▶ [EXERCISE TASK]: Every entry must be repeated exactly. Exclude all pictures.

▬▬▬

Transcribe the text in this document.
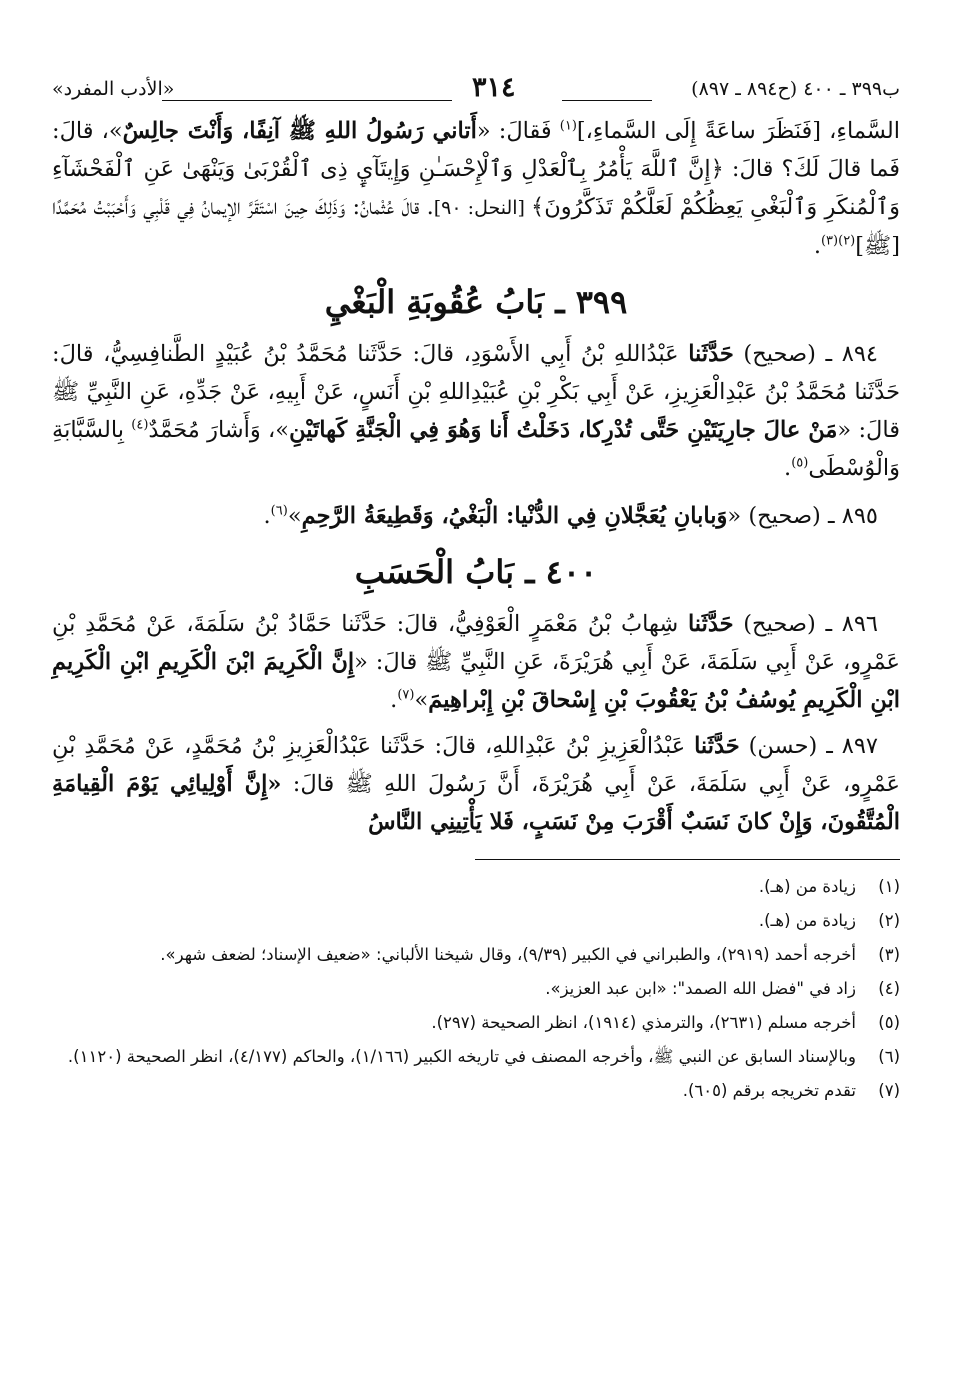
ب٣٩٩ ـ ٤٠٠ (ح٨٩٤ ـ ٨٩٧)
٣١٤
«الأدب المفرد»

السَّماءِ، [فَنَظَرَ ساعَةً إِلَى السَّماءِ،]$^{(١)}$ فَقالَ: «أَتاني رَسُولُ اللهِ ﷺ آنِفًا، وَأَنْتَ جالِسٌ»، قالَ: فَما قالَ لَكَ؟ قالَ: ﴿إِنَّ ٱللَّهَ يَأْمُرُ بِٱلْعَدْلِ وَٱلْإِحْسَـٰنِ وَإِيتَآيِٕ ذِى ٱلْقُرْبَىٰ وَيَنْهَىٰ عَنِ ٱلْفَحْشَآءِ وَٱلْمُنكَرِ وَٱلْبَغْىِ يَعِظُكُمْ لَعَلَّكُمْ تَذَكَّرُونَ﴾ [النحل: ٩٠]. قالَ عُثْمانُ: وَذَلِكَ حِينَ اسْتَقَرَّ الإيمانُ فِي قَلْبِي وَأَحْبَبْتُ مُحَمَّدًا [ﷺ]$^{(٢)(٣)}$.

٣٩٩ ـ بَابُ عُقُوبَةِ الْبَغْيِ

٨٩٤ ـ (صحيح) حَدَّثَنا عَبْدُاللهِ بْنُ أَبِي الأَسْوَدِ، قالَ: حَدَّثَنا مُحَمَّدُ بْنُ عُبَيْدٍ الطَّنافِسِيُّ، قالَ: حَدَّثَنا مُحَمَّدُ بْنُ عَبْدِالْعَزِيزِ، عَنْ أَبِي بَكْرِ بْنِ عُبَيْدِاللهِ بْنِ أَنَسٍ، عَنْ أَبِيهِ، عَنْ جَدِّهِ، عَنِ النَّبِيِّ ﷺ قالَ: «مَنْ عالَ جارِيَتَيْنِ حَتَّى تُدْرِكا، دَخَلْتُ أَنا وَهُوَ فِي الْجَنَّةِ كَهاتَيْنِ»، وَأَشارَ مُحَمَّدٌ$^{(٤)}$ بِالسَّبَّابَةِ وَالْوُسْطَى$^{(٥)}$.

٨٩٥ ـ (صحيح) «وَبابانِ يُعَجَّلانِ فِي الدُّنْيا: الْبَغْيُ، وَقَطِيعَةُ الرَّحِمِ»$^{(٦)}$.

٤٠٠ ـ بَابُ الْحَسَبِ

٨٩٦ ـ (صحيح) حَدَّثَنا شِهابُ بْنُ مَعْمَرٍ الْعَوْفِيُّ، قالَ: حَدَّثَنا حَمَّادُ بْنُ سَلَمَةَ، عَنْ مُحَمَّدِ بْنِ عَمْرٍو، عَنْ أَبِي سَلَمَةَ، عَنْ أَبِي هُرَيْرَةَ، عَنِ النَّبِيِّ ﷺ قالَ: «إِنَّ الْكَرِيمَ ابْنَ الْكَرِيمِ ابْنِ الْكَرِيمِ ابْنِ الْكَرِيمِ يُوسُفُ بْنُ يَعْقُوبَ بْنِ إِسْحاقَ بْنِ إِبْراهِيمَ»$^{(٧)}$.

٨٩٧ ـ (حسن) حَدَّثَنا عَبْدُالْعَزِيزِ بْنُ عَبْدِاللهِ، قالَ: حَدَّثَنا عَبْدُالْعَزِيزِ بْنُ مُحَمَّدٍ، عَنْ مُحَمَّدِ بْنِ عَمْرٍو، عَنْ أَبِي سَلَمَةَ، عَنْ أَبِي هُرَيْرَةَ، أَنَّ رَسُولَ اللهِ ﷺ قالَ: «إِنَّ أَوْلِيائِي يَوْمَ الْقِيامَةِ الْمُتَّقُونَ، وَإِنْ كانَ نَسَبٌ أَقْرَبَ مِنْ نَسَبٍ، فَلا يَأْتِينِي النَّاسُ

(١)
زيادة من (هـ).
(٢)
زيادة من (هـ).
(٣)
أخرجه أحمد (٢٩١٩)، والطبراني في الكبير (٩/٣٩)، وقال شيخنا الألباني: «ضعيف الإسناد؛ لضعف شهر».
(٤)
زاد في "فضل الله الصمد": «ابن عبد العزيز».
(٥)
أخرجه مسلم (٢٦٣١)، والترمذي (١٩١٤)، انظر الصحيحة (٢٩٧).
(٦)
وبالإسناد السابق عن النبي ﷺ، وأخرجه المصنف في تاريخه الكبير (١/١٦٦)، والحاكم (٤/١٧٧)، انظر الصحيحة (١١٢٠).
(٧)
تقدم تخريجه برقم (٦٠٥).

▬▬▬

▶ [FINAL ANSWER]:
Transcribe the text in this document.
ب٣٩٩ ـ ٤٠٠ (ح٨٩٤ ـ ٨٩٧)
٣١٤
«الأدب المفرد»

السَّماءِ، [فَنَظَرَ ساعَةً إِلَى السَّماءِ،]$^{(١)}$ فَقالَ: «أَتاني رَسُولُ اللهِ ﷺ آنِفًا، وَأَنْتَ جالِسٌ»، قالَ: فَما قالَ لَكَ؟ قالَ: ﴿إِنَّ ٱللَّهَ يَأْمُرُ بِٱلْعَدْلِ وَٱلْإِحْسَـٰنِ وَإِيتَآيِٕ ذِى ٱلْقُرْبَىٰ وَيَنْهَىٰ عَنِ ٱلْفَحْشَآءِ وَٱلْمُنكَرِ وَٱلْبَغْىِ يَعِظُكُمْ لَعَلَّكُمْ تَذَكَّرُونَ﴾ [النحل: ٩٠]. قالَ عُثْمانُ: وَذَلِكَ حِينَ اسْتَقَرَّ الإيمانُ فِي قَلْبِي وَأَحْبَبْتُ مُحَمَّدًا [ﷺ]$^{(٢)(٣)}$.

٣٩٩ ـ بَابُ عُقُوبَةِ الْبَغْيِ

٨٩٤ ـ (صحيح) حَدَّثَنا عَبْدُاللهِ بْنُ أَبِي الأَسْوَدِ، قالَ: حَدَّثَنا مُحَمَّدُ بْنُ عُبَيْدٍ الطَّنافِسِيُّ، قالَ: حَدَّثَنا مُحَمَّدُ بْنُ عَبْدِالْعَزِيزِ، عَنْ أَبِي بَكْرِ بْنِ عُبَيْدِاللهِ بْنِ أَنَسٍ، عَنْ أَبِيهِ، عَنْ جَدِّهِ، عَنِ النَّبِيِّ ﷺ قالَ: «مَنْ عالَ جارِيَتَيْنِ حَتَّى تُدْرِكا، دَخَلْتُ أَنا وَهُوَ فِي الْجَنَّةِ كَهاتَيْنِ»، وَأَشارَ مُحَمَّدٌ$^{(٤)}$ بِالسَّبَّابَةِ وَالْوُسْطَى$^{(٥)}$.

٨٩٥ ـ (صحيح) «وَبابانِ يُعَجَّلانِ فِي الدُّنْيا: الْبَغْيُ، وَقَطِيعَةُ الرَّحِمِ»$^{(٦)}$.

٤٠٠ ـ بَابُ الْحَسَبِ

٨٩٦ ـ (صحيح) حَدَّثَنا شِهابُ بْنُ مَعْمَرٍ الْعَوْفِيُّ، قالَ: حَدَّثَنا حَمَّادُ بْنُ سَلَمَةَ، عَنْ مُحَمَّدِ بْنِ عَمْرٍو، عَنْ أَبِي سَلَمَةَ، عَنْ أَبِي هُرَيْرَةَ، عَنِ النَّبِيِّ ﷺ قالَ: «إِنَّ الْكَرِيمَ ابْنَ الْكَرِيمِ ابْنِ الْكَرِيمِ ابْنِ الْكَرِيمِ يُوسُفُ بْنُ يَعْقُوبَ بْنِ إِسْحاقَ بْنِ إِبْراهِيمَ»$^{(٧)}$.

٨٩٧ ـ (حسن) حَدَّثَنا عَبْدُالْعَزِيزِ بْنُ عَبْدِاللهِ، قالَ: حَدَّثَنا عَبْدُالْعَزِيزِ بْنُ مُحَمَّدٍ، عَنْ مُحَمَّدِ بْنِ عَمْرٍو، عَنْ أَبِي سَلَمَةَ، عَنْ أَبِي هُرَيْرَةَ، أَنَّ رَسُولَ اللهِ ﷺ قالَ: «إِنَّ أَوْلِيائِي يَوْمَ الْقِيامَةِ الْمُتَّقُونَ، وَإِنْ كانَ نَسَبٌ أَقْرَبَ مِنْ نَسَبٍ، فَلا يَأْتِينِي النَّاسُ

(١)
زيادة من (هـ).
(٢)
زيادة من (هـ).
(٣)
أخرجه أحمد (٢٩١٩)، والطبراني في الكبير (٩/٣٩)، وقال شيخنا الألباني: «ضعيف الإسناد؛ لضعف شهر».
(٤)
زاد في "فضل الله الصمد": «ابن عبد العزيز».
(٥)
أخرجه مسلم (٢٦٣١)، والترمذي (١٩١٤)، انظر الصحيحة (٢٩٧).
(٦)
وبالإسناد السابق عن النبي ﷺ، وأخرجه المصنف في تاريخه الكبير (١/١٦٦)، والحاكم (٤/١٧٧)، انظر الصحيحة (١١٢٠).
(٧)
تقدم تخريجه برقم (٦٠٥).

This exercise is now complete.